WHAT TO PRODUCE
All the data should be repeated exactly. Any image in it is left out.

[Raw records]

══════════════════════════════

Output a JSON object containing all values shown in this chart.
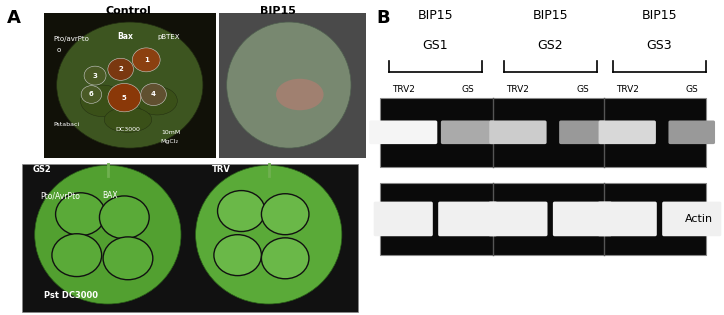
{
  "panel_A_label": "A",
  "panel_B_label": "B",
  "panel_A_top_labels": [
    "Control",
    "BIP15"
  ],
  "panel_B_groups": [
    "BIP15\nGS1",
    "BIP15\nGS2",
    "BIP15\nGS3"
  ],
  "panel_B_col_labels": [
    "TRV2",
    "GS",
    "TRV2",
    "GS",
    "TRV2",
    "GS"
  ],
  "panel_B_actin_label": "Actin",
  "figure_bg": "#ffffff",
  "gel_bg": "#0a0a0a",
  "gel_border": "#888888",
  "band_bright": "#f8f8f8",
  "band_dim": "#999999",
  "band_medium": "#cccccc",
  "actin_band": "#f0f0f0",
  "leaf_dark_bg": "#1a1a1a",
  "leaf_ctrl_color": "#4a6530",
  "leaf_bip_color": "#7a9060",
  "leaf_bip_bg": "#606060",
  "leaf_green_bright": "#5a9038",
  "leaf_green_medium": "#4a8028",
  "leaf_bottom_bg": "#e8e8e8",
  "lesion_brown": "#7a3010",
  "lesion_pink": "#9a5040"
}
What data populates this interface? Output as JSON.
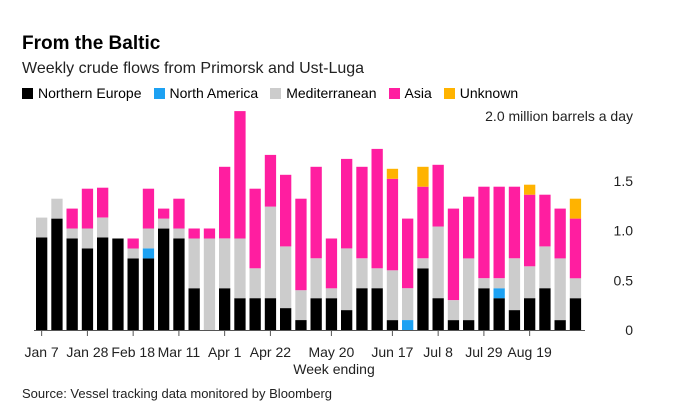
{
  "title": "From the Baltic",
  "subtitle": "Weekly crude flows from Primorsk and Ust-Luga",
  "source": "Source: Vessel tracking data monitored by Bloomberg",
  "chart_data": {
    "type": "bar",
    "stacked": true,
    "xlabel": "Week ending",
    "ylabel": "2.0 million barrels a day",
    "ylim": [
      0,
      2.0
    ],
    "yticks": [
      "0",
      "0.5",
      "1.0",
      "1.5"
    ],
    "ytick_values": [
      0,
      0.5,
      1.0,
      1.5
    ],
    "xtick_labels": [
      "Jan 7",
      "Jan 28",
      "Feb 18",
      "Mar 11",
      "Apr 1",
      "Apr 22",
      "May 20",
      "Jun 17",
      "Jul 8",
      "Jul 29",
      "Aug 19"
    ],
    "xtick_positions": [
      0,
      3,
      6,
      9,
      12,
      15,
      19,
      23,
      26,
      29,
      32
    ],
    "grid": false,
    "legend_position": "top-left",
    "colors": {
      "Northern Europe": "#000000",
      "North America": "#1da1f2",
      "Mediterranean": "#cccccc",
      "Asia": "#ff1ea0",
      "Unknown": "#ffb300"
    },
    "series": [
      {
        "name": "Northern Europe",
        "values": [
          0.93,
          1.12,
          0.92,
          0.82,
          0.93,
          0.92,
          0.72,
          0.72,
          1.02,
          0.92,
          0.42,
          0.0,
          0.42,
          0.32,
          0.32,
          0.32,
          0.22,
          0.1,
          0.32,
          0.32,
          0.2,
          0.42,
          0.42,
          0.1,
          0.0,
          0.62,
          0.32,
          0.1,
          0.1,
          0.42,
          0.32,
          0.2,
          0.32,
          0.42,
          0.1,
          0.32
        ]
      },
      {
        "name": "North America",
        "values": [
          0,
          0,
          0,
          0,
          0,
          0,
          0,
          0.1,
          0,
          0,
          0,
          0,
          0,
          0,
          0,
          0,
          0,
          0,
          0,
          0,
          0,
          0,
          0,
          0,
          0.1,
          0,
          0,
          0,
          0,
          0,
          0.1,
          0,
          0,
          0,
          0,
          0
        ]
      },
      {
        "name": "Mediterranean",
        "values": [
          0.2,
          0.2,
          0.1,
          0.2,
          0.2,
          0,
          0.1,
          0.2,
          0.1,
          0.1,
          0.5,
          0.92,
          0.5,
          0.6,
          0.3,
          0.92,
          0.62,
          0.3,
          0.4,
          0.1,
          0.62,
          0.3,
          0.2,
          0.5,
          0.32,
          0.1,
          0.72,
          0.2,
          0.62,
          0.1,
          0.1,
          0.52,
          0.32,
          0.42,
          0.62,
          0.2
        ]
      },
      {
        "name": "Asia",
        "values": [
          0,
          0,
          0.2,
          0.4,
          0.3,
          0,
          0.1,
          0.4,
          0.1,
          0.3,
          0.1,
          0.1,
          0.72,
          1.28,
          0.8,
          0.52,
          0.72,
          0.92,
          0.92,
          0.5,
          0.9,
          0.92,
          1.2,
          0.92,
          0.7,
          0.72,
          0.62,
          0.92,
          0.62,
          0.92,
          0.92,
          0.72,
          0.72,
          0.52,
          0.5,
          0.6
        ]
      },
      {
        "name": "Unknown",
        "values": [
          0,
          0,
          0,
          0,
          0,
          0,
          0,
          0,
          0,
          0,
          0,
          0,
          0,
          0,
          0,
          0,
          0,
          0,
          0,
          0,
          0,
          0,
          0,
          0.1,
          0,
          0.2,
          0,
          0,
          0,
          0,
          0,
          0,
          0.1,
          0,
          0,
          0.2
        ]
      }
    ]
  }
}
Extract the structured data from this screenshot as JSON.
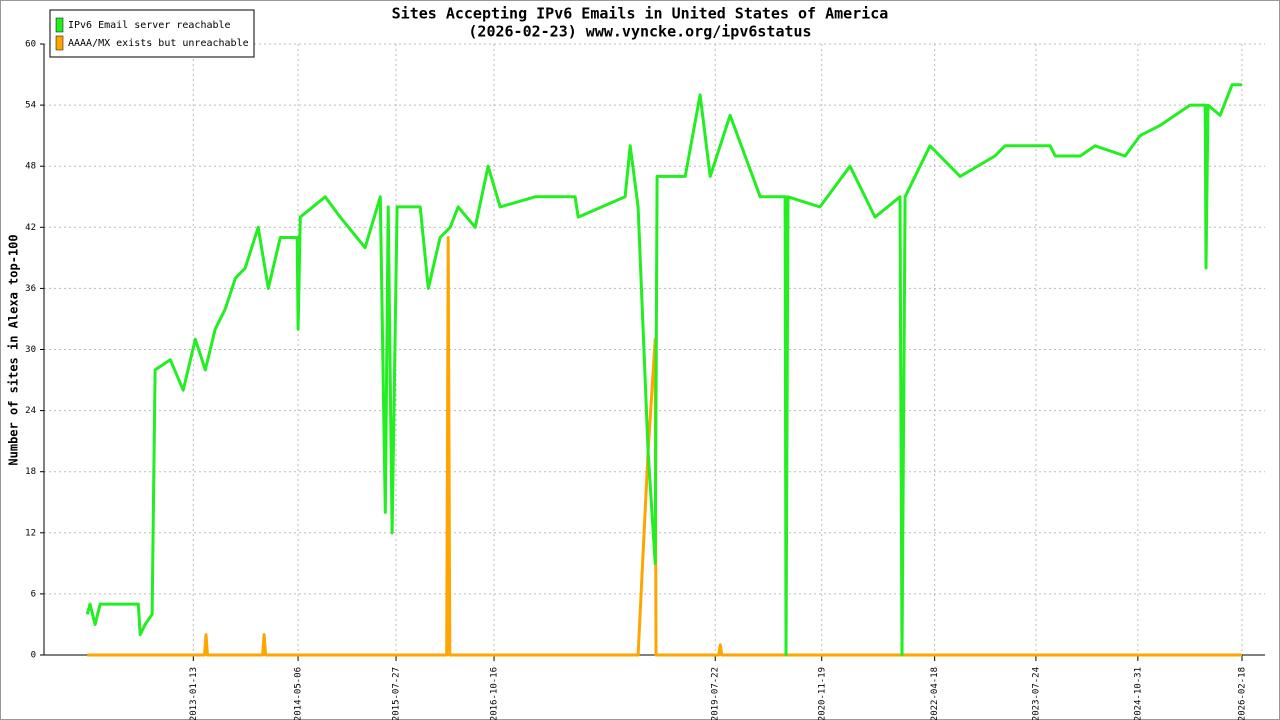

══════════════════════════════

ANSWER
Output a JSON object containing all values shown in this chart.
{
  "panel_A_label": "A",
  "panel_B_label": "B",
  "panel_A_top_labels": [
    "Control",
    "BIP15"
  ],
  "panel_B_groups": [
    "BIP15\nGS1",
    "BIP15\nGS2",
    "BIP15\nGS3"
  ],
  "panel_B_col_labels": [
    "TRV2",
    "GS",
    "TRV2",
    "GS",
    "TRV2",
    "GS"
  ],
  "panel_B_actin_label": "Actin",
  "figure_bg": "#ffffff",
  "gel_bg": "#0a0a0a",
  "gel_border": "#888888",
  "band_bright": "#f8f8f8",
  "band_dim": "#999999",
  "band_medium": "#cccccc",
  "actin_band": "#f0f0f0",
  "leaf_dark_bg": "#1a1a1a",
  "leaf_ctrl_color": "#4a6530",
  "leaf_bip_color": "#7a9060",
  "leaf_bip_bg": "#606060",
  "leaf_green_bright": "#5a9038",
  "leaf_green_medium": "#4a8028",
  "leaf_bottom_bg": "#e8e8e8",
  "lesion_brown": "#7a3010",
  "lesion_pink": "#9a5040"
}
What data populates this interface? Output as JSON.
{
  "title": "From the Baltic",
  "subtitle": "Weekly crude flows from Primorsk and Ust-Luga",
  "source": "Source: Vessel tracking data monitored by Bloomberg",
  "chart_data": {
    "type": "bar",
    "stacked": true,
    "xlabel": "Week ending",
    "ylabel": "2.0 million barrels a day",
    "ylim": [
      0,
      2.0
    ],
    "yticks": [
      "0",
      "0.5",
      "1.0",
      "1.5"
    ],
    "ytick_values": [
      0,
      0.5,
      1.0,
      1.5
    ],
    "xtick_labels": [
      "Jan 7",
      "Jan 28",
      "Feb 18",
      "Mar 11",
      "Apr 1",
      "Apr 22",
      "May 20",
      "Jun 17",
      "Jul 8",
      "Jul 29",
      "Aug 19"
    ],
    "xtick_positions": [
      0,
      3,
      6,
      9,
      12,
      15,
      19,
      23,
      26,
      29,
      32
    ],
    "grid": false,
    "legend_position": "top-left",
    "colors": {
      "Northern Europe": "#000000",
      "North America": "#1da1f2",
      "Mediterranean": "#cccccc",
      "Asia": "#ff1ea0",
      "Unknown": "#ffb300"
    },
    "series": [
      {
        "name": "Northern Europe",
        "values": [
          0.93,
          1.12,
          0.92,
          0.82,
          0.93,
          0.92,
          0.72,
          0.72,
          1.02,
          0.92,
          0.42,
          0.0,
          0.42,
          0.32,
          0.32,
          0.32,
          0.22,
          0.1,
          0.32,
          0.32,
          0.2,
          0.42,
          0.42,
          0.1,
          0.0,
          0.62,
          0.32,
          0.1,
          0.1,
          0.42,
          0.32,
          0.2,
          0.32,
          0.42,
          0.1,
          0.32
        ]
      },
      {
        "name": "North America",
        "values": [
          0,
          0,
          0,
          0,
          0,
          0,
          0,
          0.1,
          0,
          0,
          0,
          0,
          0,
          0,
          0,
          0,
          0,
          0,
          0,
          0,
          0,
          0,
          0,
          0,
          0.1,
          0,
          0,
          0,
          0,
          0,
          0.1,
          0,
          0,
          0,
          0,
          0
        ]
      },
      {
        "name": "Mediterranean",
        "values": [
          0.2,
          0.2,
          0.1,
          0.2,
          0.2,
          0,
          0.1,
          0.2,
          0.1,
          0.1,
          0.5,
          0.92,
          0.5,
          0.6,
          0.3,
          0.92,
          0.62,
          0.3,
          0.4,
          0.1,
          0.62,
          0.3,
          0.2,
          0.5,
          0.32,
          0.1,
          0.72,
          0.2,
          0.62,
          0.1,
          0.1,
          0.52,
          0.32,
          0.42,
          0.62,
          0.2
        ]
      },
      {
        "name": "Asia",
        "values": [
          0,
          0,
          0.2,
          0.4,
          0.3,
          0,
          0.1,
          0.4,
          0.1,
          0.3,
          0.1,
          0.1,
          0.72,
          1.28,
          0.8,
          0.52,
          0.72,
          0.92,
          0.92,
          0.5,
          0.9,
          0.92,
          1.2,
          0.92,
          0.7,
          0.72,
          0.62,
          0.92,
          0.62,
          0.92,
          0.92,
          0.72,
          0.72,
          0.52,
          0.5,
          0.6
        ]
      },
      {
        "name": "Unknown",
        "values": [
          0,
          0,
          0,
          0,
          0,
          0,
          0,
          0,
          0,
          0,
          0,
          0,
          0,
          0,
          0,
          0,
          0,
          0,
          0,
          0,
          0,
          0,
          0,
          0.1,
          0,
          0.2,
          0,
          0,
          0,
          0,
          0,
          0,
          0.1,
          0,
          0,
          0.2
        ]
      }
    ]
  }
}
Extract the structured data from this screenshot as JSON.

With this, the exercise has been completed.